--- start Supplied text ---
Goodness

Behold, God is doing a new old thing!

I am retired.

I am retired and the sense of being un fettered means I want to be out in the world.

Cooper and I have a new camper. We are rookies at the craft of camping. We have so much to learn and time in which to learn it.

This past week we celebrated our longest occupation of the camper. We were out and about and having made a detour to attend a funeral of a beloved, we were on our way to our second destination – Bayfield, Wisconsin.

Motoring along on highway 53 there was a bump followed quickly by the realization that something was very wrong. We pulled over to the side of the road and discovered an incomprehensible thing. It wasn’t a flat or a fractured axle. The cause of the problem was that the bolt coupling the hitch to our car was gone.

Gone.

The camper had slid on the power jack and was unhurt and the chains held but the camper was now down off the hitch and to the rhythm of cars whizzing past at 65 miles an hour was added our sense of NOW WHAT?

A man pulled up in a not-new car. He engaged Cooper in conversation. I watched Cooper’s body language to ascertain the gist of the interchange.

The man got out of the car and promptly got to work. He jacked up the camper. He assured us that this devastation was not a big deal. He called a friend who lived nearby who happened to have the right-sized bolt and pin to secure the camper in its rightful place. He went and got that pin and bolt and laid on his back to install it while cars whizzed by.
--- end Supplied text ---
*Your instructions:* Reproduce the essay titled "Goodness" above in full, word for word, from its title through its final sentence.
--- start Recorded data ---
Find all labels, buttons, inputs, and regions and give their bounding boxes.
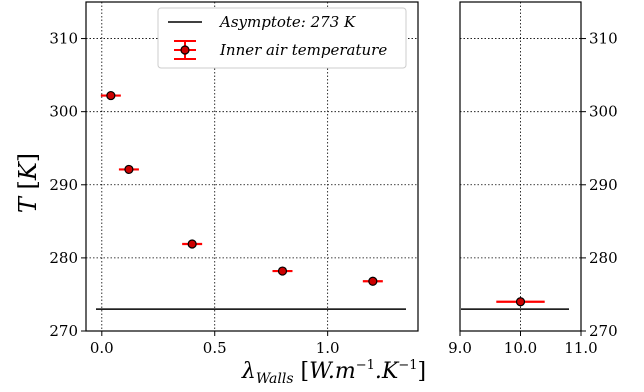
--- end Recorded data ---
*Answer to this exercise:*
Goodness

Behold, God is doing a new old thing!

I am retired.

I am retired and the sense of being un fettered means I want to be out in the world.

Cooper and I have a new camper. We are rookies at the craft of camping. We have so much to learn and time in which to learn it.

This past week we celebrated our longest occupation of the camper. We were out and about and having made a detour to attend a funeral of a beloved, we were on our way to our second destination – Bayfield, Wisconsin.

Motoring along on highway 53 there was a bump followed quickly by the realization that something was very wrong. We pulled over to the side of the road and discovered an incomprehensible thing. It wasn’t a flat or a fractured axle. The cause of the problem was that the bolt coupling the hitch to our car was gone.

Gone.

The camper had slid on the power jack and was unhurt and the chains held but the camper was now down off the hitch and to the rhythm of cars whizzing past at 65 miles an hour was added our sense of NOW WHAT?

A man pulled up in a not-new car. He engaged Cooper in conversation. I watched Cooper’s body language to ascertain the gist of the interchange.

The man got out of the car and promptly got to work. He jacked up the camper. He assured us that this devastation was not a big deal. He called a friend who lived nearby who happened to have the right-sized bolt and pin to secure the camper in its rightful place. He went and got that pin and bolt and laid on his back to install it while cars whizzed by.